• [ABOUT THIS EXERCISE]:
Type the records out again in full, exactly.

Stored items from a collection:
----------

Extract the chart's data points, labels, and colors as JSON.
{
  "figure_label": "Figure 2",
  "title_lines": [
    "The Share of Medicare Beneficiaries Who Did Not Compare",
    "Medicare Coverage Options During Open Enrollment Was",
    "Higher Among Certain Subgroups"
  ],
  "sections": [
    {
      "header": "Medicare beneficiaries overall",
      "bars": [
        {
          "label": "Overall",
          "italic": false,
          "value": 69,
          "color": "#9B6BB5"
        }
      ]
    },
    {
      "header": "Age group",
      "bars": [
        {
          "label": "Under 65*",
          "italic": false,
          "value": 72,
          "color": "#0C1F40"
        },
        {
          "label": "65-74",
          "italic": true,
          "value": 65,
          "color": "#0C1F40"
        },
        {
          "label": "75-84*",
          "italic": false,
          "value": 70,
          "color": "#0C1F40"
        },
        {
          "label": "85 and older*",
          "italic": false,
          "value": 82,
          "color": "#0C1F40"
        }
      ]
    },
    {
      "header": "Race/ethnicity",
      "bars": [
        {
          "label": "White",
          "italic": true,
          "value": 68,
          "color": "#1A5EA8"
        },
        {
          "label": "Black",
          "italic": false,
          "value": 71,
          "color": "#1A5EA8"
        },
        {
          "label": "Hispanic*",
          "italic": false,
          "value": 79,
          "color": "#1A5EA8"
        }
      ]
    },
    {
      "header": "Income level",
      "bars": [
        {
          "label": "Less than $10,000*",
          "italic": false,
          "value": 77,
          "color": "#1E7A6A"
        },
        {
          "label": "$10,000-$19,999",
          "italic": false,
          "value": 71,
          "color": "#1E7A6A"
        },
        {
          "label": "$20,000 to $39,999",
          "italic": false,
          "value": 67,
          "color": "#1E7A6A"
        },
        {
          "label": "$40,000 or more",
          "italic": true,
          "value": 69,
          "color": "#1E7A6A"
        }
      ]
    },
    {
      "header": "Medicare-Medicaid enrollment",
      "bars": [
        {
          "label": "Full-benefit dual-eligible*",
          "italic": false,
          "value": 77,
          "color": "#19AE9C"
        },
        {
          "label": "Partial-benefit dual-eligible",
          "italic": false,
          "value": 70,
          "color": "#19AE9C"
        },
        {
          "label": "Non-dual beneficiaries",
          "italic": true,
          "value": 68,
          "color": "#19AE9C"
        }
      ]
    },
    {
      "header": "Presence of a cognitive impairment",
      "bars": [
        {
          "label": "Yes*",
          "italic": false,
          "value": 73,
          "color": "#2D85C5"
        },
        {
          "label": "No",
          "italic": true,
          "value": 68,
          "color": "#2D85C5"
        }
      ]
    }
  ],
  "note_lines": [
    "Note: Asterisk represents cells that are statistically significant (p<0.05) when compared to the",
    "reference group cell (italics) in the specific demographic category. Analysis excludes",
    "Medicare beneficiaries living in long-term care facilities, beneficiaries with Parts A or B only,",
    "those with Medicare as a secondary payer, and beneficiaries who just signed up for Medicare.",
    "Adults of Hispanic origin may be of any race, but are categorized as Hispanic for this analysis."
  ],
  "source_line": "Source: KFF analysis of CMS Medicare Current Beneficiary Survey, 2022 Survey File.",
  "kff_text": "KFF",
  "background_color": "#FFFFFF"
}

----------

• [REPLY TO THE EXERCISE]:
Extract the chart's data points, labels, and colors as JSON.
{
  "figure_label": "Figure 2",
  "title_lines": [
    "The Share of Medicare Beneficiaries Who Did Not Compare",
    "Medicare Coverage Options During Open Enrollment Was",
    "Higher Among Certain Subgroups"
  ],
  "sections": [
    {
      "header": "Medicare beneficiaries overall",
      "bars": [
        {
          "label": "Overall",
          "italic": false,
          "value": 69,
          "color": "#9B6BB5"
        }
      ]
    },
    {
      "header": "Age group",
      "bars": [
        {
          "label": "Under 65*",
          "italic": false,
          "value": 72,
          "color": "#0C1F40"
        },
        {
          "label": "65-74",
          "italic": true,
          "value": 65,
          "color": "#0C1F40"
        },
        {
          "label": "75-84*",
          "italic": false,
          "value": 70,
          "color": "#0C1F40"
        },
        {
          "label": "85 and older*",
          "italic": false,
          "value": 82,
          "color": "#0C1F40"
        }
      ]
    },
    {
      "header": "Race/ethnicity",
      "bars": [
        {
          "label": "White",
          "italic": true,
          "value": 68,
          "color": "#1A5EA8"
        },
        {
          "label": "Black",
          "italic": false,
          "value": 71,
          "color": "#1A5EA8"
        },
        {
          "label": "Hispanic*",
          "italic": false,
          "value": 79,
          "color": "#1A5EA8"
        }
      ]
    },
    {
      "header": "Income level",
      "bars": [
        {
          "label": "Less than $10,000*",
          "italic": false,
          "value": 77,
          "color": "#1E7A6A"
        },
        {
          "label": "$10,000-$19,999",
          "italic": false,
          "value": 71,
          "color": "#1E7A6A"
        },
        {
          "label": "$20,000 to $39,999",
          "italic": false,
          "value": 67,
          "color": "#1E7A6A"
        },
        {
          "label": "$40,000 or more",
          "italic": true,
          "value": 69,
          "color": "#1E7A6A"
        }
      ]
    },
    {
      "header": "Medicare-Medicaid enrollment",
      "bars": [
        {
          "label": "Full-benefit dual-eligible*",
          "italic": false,
          "value": 77,
          "color": "#19AE9C"
        },
        {
          "label": "Partial-benefit dual-eligible",
          "italic": false,
          "value": 70,
          "color": "#19AE9C"
        },
        {
          "label": "Non-dual beneficiaries",
          "italic": true,
          "value": 68,
          "color": "#19AE9C"
        }
      ]
    },
    {
      "header": "Presence of a cognitive impairment",
      "bars": [
        {
          "label": "Yes*",
          "italic": false,
          "value": 73,
          "color": "#2D85C5"
        },
        {
          "label": "No",
          "italic": true,
          "value": 68,
          "color": "#2D85C5"
        }
      ]
    }
  ],
  "note_lines": [
    "Note: Asterisk represents cells that are statistically significant (p<0.05) when compared to the",
    "reference group cell (italics) in the specific demographic category. Analysis excludes",
    "Medicare beneficiaries living in long-term care facilities, beneficiaries with Parts A or B only,",
    "those with Medicare as a secondary payer, and beneficiaries who just signed up for Medicare.",
    "Adults of Hispanic origin may be of any race, but are categorized as Hispanic for this analysis."
  ],
  "source_line": "Source: KFF analysis of CMS Medicare Current Beneficiary Survey, 2022 Survey File.",
  "kff_text": "KFF",
  "background_color": "#FFFFFF"
}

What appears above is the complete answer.